* SHORT TASK:
Quote the data below in full, please, without altering anything.

Chart and figure data
::::
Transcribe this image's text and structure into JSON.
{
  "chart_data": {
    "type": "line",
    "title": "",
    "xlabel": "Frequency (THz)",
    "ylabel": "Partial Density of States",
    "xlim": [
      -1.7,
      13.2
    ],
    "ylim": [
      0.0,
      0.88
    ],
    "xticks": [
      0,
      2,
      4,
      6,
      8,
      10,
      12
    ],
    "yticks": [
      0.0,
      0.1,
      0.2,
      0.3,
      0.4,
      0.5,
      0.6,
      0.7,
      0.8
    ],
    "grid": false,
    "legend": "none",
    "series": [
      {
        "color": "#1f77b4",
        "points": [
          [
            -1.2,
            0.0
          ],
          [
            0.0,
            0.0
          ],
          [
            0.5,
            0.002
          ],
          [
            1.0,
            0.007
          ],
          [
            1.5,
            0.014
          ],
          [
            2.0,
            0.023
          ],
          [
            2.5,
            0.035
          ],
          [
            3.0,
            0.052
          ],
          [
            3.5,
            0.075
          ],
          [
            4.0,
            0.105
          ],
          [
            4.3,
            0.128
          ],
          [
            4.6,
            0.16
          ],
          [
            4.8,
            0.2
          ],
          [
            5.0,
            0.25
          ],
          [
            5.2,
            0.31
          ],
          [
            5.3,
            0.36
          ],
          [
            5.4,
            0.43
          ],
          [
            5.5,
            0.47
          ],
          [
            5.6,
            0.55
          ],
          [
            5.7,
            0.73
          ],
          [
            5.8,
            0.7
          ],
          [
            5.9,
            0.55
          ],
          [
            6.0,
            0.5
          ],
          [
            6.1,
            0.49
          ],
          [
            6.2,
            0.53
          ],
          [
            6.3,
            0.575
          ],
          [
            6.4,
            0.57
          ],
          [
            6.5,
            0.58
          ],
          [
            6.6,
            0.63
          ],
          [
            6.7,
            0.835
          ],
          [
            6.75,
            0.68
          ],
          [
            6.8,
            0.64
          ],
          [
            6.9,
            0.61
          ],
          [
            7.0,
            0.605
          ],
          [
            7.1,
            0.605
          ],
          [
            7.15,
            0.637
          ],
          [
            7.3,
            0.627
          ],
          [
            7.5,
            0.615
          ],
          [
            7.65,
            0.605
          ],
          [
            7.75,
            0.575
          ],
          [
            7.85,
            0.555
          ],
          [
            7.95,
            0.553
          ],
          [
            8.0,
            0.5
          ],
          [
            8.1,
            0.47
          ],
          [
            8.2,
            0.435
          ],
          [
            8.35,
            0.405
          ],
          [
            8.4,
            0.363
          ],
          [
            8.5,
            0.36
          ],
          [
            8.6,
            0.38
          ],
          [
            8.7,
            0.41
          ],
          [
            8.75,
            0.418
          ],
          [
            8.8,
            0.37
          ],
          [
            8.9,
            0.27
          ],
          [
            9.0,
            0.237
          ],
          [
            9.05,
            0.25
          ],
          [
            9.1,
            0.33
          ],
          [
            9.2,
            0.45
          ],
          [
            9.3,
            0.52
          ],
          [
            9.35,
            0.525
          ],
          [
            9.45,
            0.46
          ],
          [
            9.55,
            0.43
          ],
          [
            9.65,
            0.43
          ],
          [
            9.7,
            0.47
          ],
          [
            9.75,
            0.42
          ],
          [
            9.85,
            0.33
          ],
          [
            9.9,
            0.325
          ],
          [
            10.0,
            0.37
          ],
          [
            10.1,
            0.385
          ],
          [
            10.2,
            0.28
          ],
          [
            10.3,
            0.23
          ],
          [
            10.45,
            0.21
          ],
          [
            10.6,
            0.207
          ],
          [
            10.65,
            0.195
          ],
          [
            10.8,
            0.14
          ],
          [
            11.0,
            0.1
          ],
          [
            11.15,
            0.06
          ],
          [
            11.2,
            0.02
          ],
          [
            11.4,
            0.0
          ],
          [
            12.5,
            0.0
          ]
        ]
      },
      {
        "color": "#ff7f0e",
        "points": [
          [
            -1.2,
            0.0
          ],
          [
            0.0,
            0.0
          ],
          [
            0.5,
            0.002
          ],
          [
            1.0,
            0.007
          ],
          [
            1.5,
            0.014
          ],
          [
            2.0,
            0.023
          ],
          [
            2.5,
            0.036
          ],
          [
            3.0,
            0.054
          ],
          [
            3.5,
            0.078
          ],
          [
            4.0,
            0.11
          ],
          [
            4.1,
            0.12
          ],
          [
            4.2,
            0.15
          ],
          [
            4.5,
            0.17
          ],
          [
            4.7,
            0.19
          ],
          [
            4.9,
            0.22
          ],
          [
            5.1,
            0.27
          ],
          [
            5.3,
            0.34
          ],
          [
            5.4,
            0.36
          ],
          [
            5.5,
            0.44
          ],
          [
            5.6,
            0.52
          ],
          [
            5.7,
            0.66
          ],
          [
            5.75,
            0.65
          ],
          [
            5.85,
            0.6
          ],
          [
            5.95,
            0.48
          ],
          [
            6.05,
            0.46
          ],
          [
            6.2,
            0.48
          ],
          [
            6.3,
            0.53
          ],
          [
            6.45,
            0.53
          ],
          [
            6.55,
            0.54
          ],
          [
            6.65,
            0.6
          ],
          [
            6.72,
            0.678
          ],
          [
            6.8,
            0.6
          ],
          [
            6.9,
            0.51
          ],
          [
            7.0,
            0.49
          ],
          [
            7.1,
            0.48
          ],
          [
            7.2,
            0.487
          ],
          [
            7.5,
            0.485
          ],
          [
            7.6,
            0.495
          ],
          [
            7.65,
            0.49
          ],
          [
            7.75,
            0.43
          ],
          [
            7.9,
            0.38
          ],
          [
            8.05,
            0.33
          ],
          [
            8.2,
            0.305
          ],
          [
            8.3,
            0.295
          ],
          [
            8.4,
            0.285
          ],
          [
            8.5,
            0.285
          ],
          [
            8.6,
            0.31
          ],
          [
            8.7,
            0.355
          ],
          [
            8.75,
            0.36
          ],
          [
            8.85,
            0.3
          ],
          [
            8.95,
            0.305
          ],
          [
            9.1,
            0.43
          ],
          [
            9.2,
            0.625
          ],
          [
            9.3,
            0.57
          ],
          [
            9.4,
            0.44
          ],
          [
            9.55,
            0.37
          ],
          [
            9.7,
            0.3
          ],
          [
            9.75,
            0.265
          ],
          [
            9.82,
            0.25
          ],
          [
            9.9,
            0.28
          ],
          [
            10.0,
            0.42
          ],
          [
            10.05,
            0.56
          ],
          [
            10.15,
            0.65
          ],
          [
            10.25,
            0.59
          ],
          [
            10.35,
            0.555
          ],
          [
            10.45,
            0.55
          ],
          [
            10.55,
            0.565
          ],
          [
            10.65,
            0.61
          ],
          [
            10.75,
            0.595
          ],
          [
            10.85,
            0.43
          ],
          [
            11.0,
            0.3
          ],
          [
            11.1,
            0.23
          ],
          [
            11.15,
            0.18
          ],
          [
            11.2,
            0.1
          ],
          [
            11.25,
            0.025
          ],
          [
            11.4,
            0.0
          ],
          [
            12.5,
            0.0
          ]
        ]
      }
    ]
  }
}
::::
* REPLY:
Transcribe this image's text and structure into JSON.
{
  "chart_data": {
    "type": "line",
    "title": "",
    "xlabel": "Frequency (THz)",
    "ylabel": "Partial Density of States",
    "xlim": [
      -1.7,
      13.2
    ],
    "ylim": [
      0.0,
      0.88
    ],
    "xticks": [
      0,
      2,
      4,
      6,
      8,
      10,
      12
    ],
    "yticks": [
      0.0,
      0.1,
      0.2,
      0.3,
      0.4,
      0.5,
      0.6,
      0.7,
      0.8
    ],
    "grid": false,
    "legend": "none",
    "series": [
      {
        "color": "#1f77b4",
        "points": [
          [
            -1.2,
            0.0
          ],
          [
            0.0,
            0.0
          ],
          [
            0.5,
            0.002
          ],
          [
            1.0,
            0.007
          ],
          [
            1.5,
            0.014
          ],
          [
            2.0,
            0.023
          ],
          [
            2.5,
            0.035
          ],
          [
            3.0,
            0.052
          ],
          [
            3.5,
            0.075
          ],
          [
            4.0,
            0.105
          ],
          [
            4.3,
            0.128
          ],
          [
            4.6,
            0.16
          ],
          [
            4.8,
            0.2
          ],
          [
            5.0,
            0.25
          ],
          [
            5.2,
            0.31
          ],
          [
            5.3,
            0.36
          ],
          [
            5.4,
            0.43
          ],
          [
            5.5,
            0.47
          ],
          [
            5.6,
            0.55
          ],
          [
            5.7,
            0.73
          ],
          [
            5.8,
            0.7
          ],
          [
            5.9,
            0.55
          ],
          [
            6.0,
            0.5
          ],
          [
            6.1,
            0.49
          ],
          [
            6.2,
            0.53
          ],
          [
            6.3,
            0.575
          ],
          [
            6.4,
            0.57
          ],
          [
            6.5,
            0.58
          ],
          [
            6.6,
            0.63
          ],
          [
            6.7,
            0.835
          ],
          [
            6.75,
            0.68
          ],
          [
            6.8,
            0.64
          ],
          [
            6.9,
            0.61
          ],
          [
            7.0,
            0.605
          ],
          [
            7.1,
            0.605
          ],
          [
            7.15,
            0.637
          ],
          [
            7.3,
            0.627
          ],
          [
            7.5,
            0.615
          ],
          [
            7.65,
            0.605
          ],
          [
            7.75,
            0.575
          ],
          [
            7.85,
            0.555
          ],
          [
            7.95,
            0.553
          ],
          [
            8.0,
            0.5
          ],
          [
            8.1,
            0.47
          ],
          [
            8.2,
            0.435
          ],
          [
            8.35,
            0.405
          ],
          [
            8.4,
            0.363
          ],
          [
            8.5,
            0.36
          ],
          [
            8.6,
            0.38
          ],
          [
            8.7,
            0.41
          ],
          [
            8.75,
            0.418
          ],
          [
            8.8,
            0.37
          ],
          [
            8.9,
            0.27
          ],
          [
            9.0,
            0.237
          ],
          [
            9.05,
            0.25
          ],
          [
            9.1,
            0.33
          ],
          [
            9.2,
            0.45
          ],
          [
            9.3,
            0.52
          ],
          [
            9.35,
            0.525
          ],
          [
            9.45,
            0.46
          ],
          [
            9.55,
            0.43
          ],
          [
            9.65,
            0.43
          ],
          [
            9.7,
            0.47
          ],
          [
            9.75,
            0.42
          ],
          [
            9.85,
            0.33
          ],
          [
            9.9,
            0.325
          ],
          [
            10.0,
            0.37
          ],
          [
            10.1,
            0.385
          ],
          [
            10.2,
            0.28
          ],
          [
            10.3,
            0.23
          ],
          [
            10.45,
            0.21
          ],
          [
            10.6,
            0.207
          ],
          [
            10.65,
            0.195
          ],
          [
            10.8,
            0.14
          ],
          [
            11.0,
            0.1
          ],
          [
            11.15,
            0.06
          ],
          [
            11.2,
            0.02
          ],
          [
            11.4,
            0.0
          ],
          [
            12.5,
            0.0
          ]
        ]
      },
      {
        "color": "#ff7f0e",
        "points": [
          [
            -1.2,
            0.0
          ],
          [
            0.0,
            0.0
          ],
          [
            0.5,
            0.002
          ],
          [
            1.0,
            0.007
          ],
          [
            1.5,
            0.014
          ],
          [
            2.0,
            0.023
          ],
          [
            2.5,
            0.036
          ],
          [
            3.0,
            0.054
          ],
          [
            3.5,
            0.078
          ],
          [
            4.0,
            0.11
          ],
          [
            4.1,
            0.12
          ],
          [
            4.2,
            0.15
          ],
          [
            4.5,
            0.17
          ],
          [
            4.7,
            0.19
          ],
          [
            4.9,
            0.22
          ],
          [
            5.1,
            0.27
          ],
          [
            5.3,
            0.34
          ],
          [
            5.4,
            0.36
          ],
          [
            5.5,
            0.44
          ],
          [
            5.6,
            0.52
          ],
          [
            5.7,
            0.66
          ],
          [
            5.75,
            0.65
          ],
          [
            5.85,
            0.6
          ],
          [
            5.95,
            0.48
          ],
          [
            6.05,
            0.46
          ],
          [
            6.2,
            0.48
          ],
          [
            6.3,
            0.53
          ],
          [
            6.45,
            0.53
          ],
          [
            6.55,
            0.54
          ],
          [
            6.65,
            0.6
          ],
          [
            6.72,
            0.678
          ],
          [
            6.8,
            0.6
          ],
          [
            6.9,
            0.51
          ],
          [
            7.0,
            0.49
          ],
          [
            7.1,
            0.48
          ],
          [
            7.2,
            0.487
          ],
          [
            7.5,
            0.485
          ],
          [
            7.6,
            0.495
          ],
          [
            7.65,
            0.49
          ],
          [
            7.75,
            0.43
          ],
          [
            7.9,
            0.38
          ],
          [
            8.05,
            0.33
          ],
          [
            8.2,
            0.305
          ],
          [
            8.3,
            0.295
          ],
          [
            8.4,
            0.285
          ],
          [
            8.5,
            0.285
          ],
          [
            8.6,
            0.31
          ],
          [
            8.7,
            0.355
          ],
          [
            8.75,
            0.36
          ],
          [
            8.85,
            0.3
          ],
          [
            8.95,
            0.305
          ],
          [
            9.1,
            0.43
          ],
          [
            9.2,
            0.625
          ],
          [
            9.3,
            0.57
          ],
          [
            9.4,
            0.44
          ],
          [
            9.55,
            0.37
          ],
          [
            9.7,
            0.3
          ],
          [
            9.75,
            0.265
          ],
          [
            9.82,
            0.25
          ],
          [
            9.9,
            0.28
          ],
          [
            10.0,
            0.42
          ],
          [
            10.05,
            0.56
          ],
          [
            10.15,
            0.65
          ],
          [
            10.25,
            0.59
          ],
          [
            10.35,
            0.555
          ],
          [
            10.45,
            0.55
          ],
          [
            10.55,
            0.565
          ],
          [
            10.65,
            0.61
          ],
          [
            10.75,
            0.595
          ],
          [
            10.85,
            0.43
          ],
          [
            11.0,
            0.3
          ],
          [
            11.1,
            0.23
          ],
          [
            11.15,
            0.18
          ],
          [
            11.2,
            0.1
          ],
          [
            11.25,
            0.025
          ],
          [
            11.4,
            0.0
          ],
          [
            12.5,
            0.0
          ]
        ]
      }
    ]
  }
}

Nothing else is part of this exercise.